**GIVEN TASK**. The data below should be printed in full, exactly, and without any of its images.

**INPUT RECORDS**.
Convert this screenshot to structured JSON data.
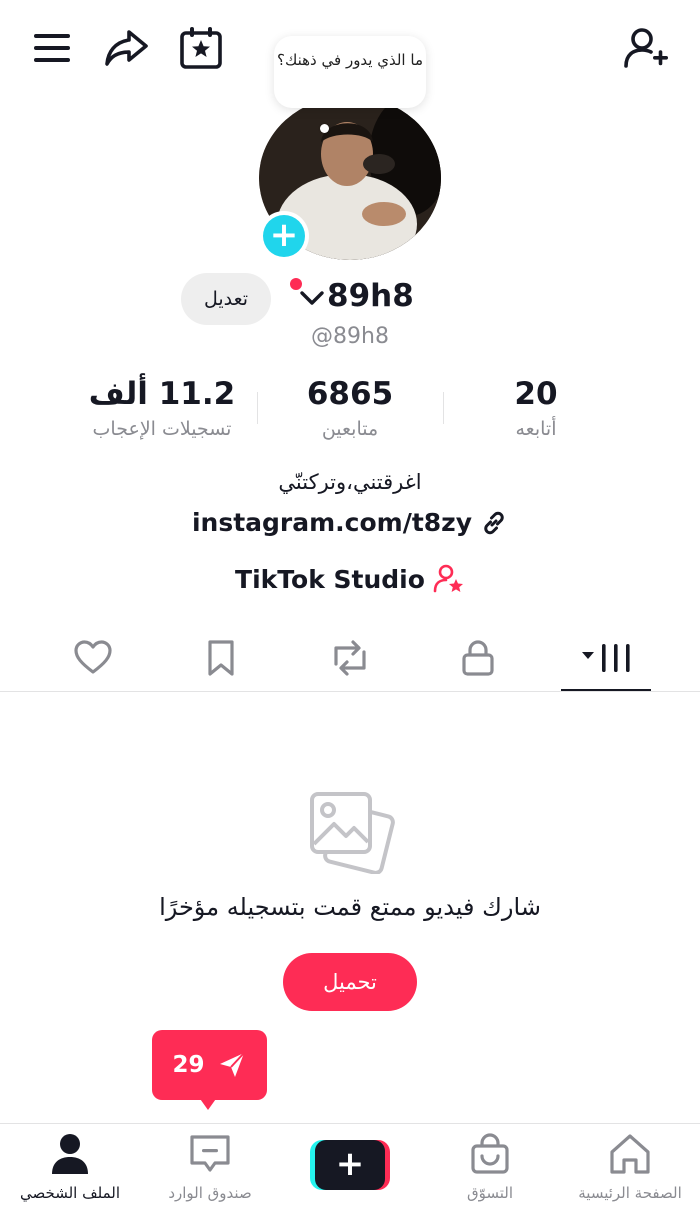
{
  "header": {
    "menu_icon": "hamburger-icon",
    "share_icon": "share-arrow-icon",
    "calendar_icon": "calendar-star-icon",
    "add_friend_icon": "add-user-icon"
  },
  "profile": {
    "note_bubble": "ما الذي يدور في ذهنك؟",
    "edit_label": "تعديل",
    "username": "89h8",
    "handle": "@89h8"
  },
  "stats": [
    {
      "value": "20",
      "label": "أتابعه"
    },
    {
      "value": "6865",
      "label": "متابعين"
    },
    {
      "value": "11.2 ألف",
      "label": "تسجيلات الإعجاب"
    }
  ],
  "bio": {
    "text": "اغرقتني،وتركتنّي",
    "link": "instagram.com/t8zy",
    "studio": "TikTok Studio"
  },
  "tabs": [
    "videos-grid",
    "private",
    "reposts",
    "favorites",
    "liked"
  ],
  "empty_state": {
    "title": "شارك فيديو ممتع قمت بتسجيله مؤخرًا",
    "upload_label": "تحميل"
  },
  "dm_badge": {
    "count": "29"
  },
  "bottom_nav": {
    "home": "الصفحة الرئيسية",
    "shop": "التسوّق",
    "inbox": "صندوق الوارد",
    "profile": "الملف الشخصي"
  },
  "colors": {
    "accent": "#fe2c55",
    "cyan": "#25f4ee",
    "text": "#161823",
    "muted": "#8a8b91"
  }
}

**SOLUTION TO THE EXERCISE**.
Convert this screenshot to structured JSON data.
{
  "header": {
    "menu_icon": "hamburger-icon",
    "share_icon": "share-arrow-icon",
    "calendar_icon": "calendar-star-icon",
    "add_friend_icon": "add-user-icon"
  },
  "profile": {
    "note_bubble": "ما الذي يدور في ذهنك؟",
    "edit_label": "تعديل",
    "username": "89h8",
    "handle": "@89h8"
  },
  "stats": [
    {
      "value": "20",
      "label": "أتابعه"
    },
    {
      "value": "6865",
      "label": "متابعين"
    },
    {
      "value": "11.2 ألف",
      "label": "تسجيلات الإعجاب"
    }
  ],
  "bio": {
    "text": "اغرقتني،وتركتنّي",
    "link": "instagram.com/t8zy",
    "studio": "TikTok Studio"
  },
  "tabs": [
    "videos-grid",
    "private",
    "reposts",
    "favorites",
    "liked"
  ],
  "empty_state": {
    "title": "شارك فيديو ممتع قمت بتسجيله مؤخرًا",
    "upload_label": "تحميل"
  },
  "dm_badge": {
    "count": "29"
  },
  "bottom_nav": {
    "home": "الصفحة الرئيسية",
    "shop": "التسوّق",
    "inbox": "صندوق الوارد",
    "profile": "الملف الشخصي"
  },
  "colors": {
    "accent": "#fe2c55",
    "cyan": "#25f4ee",
    "text": "#161823",
    "muted": "#8a8b91"
  }
}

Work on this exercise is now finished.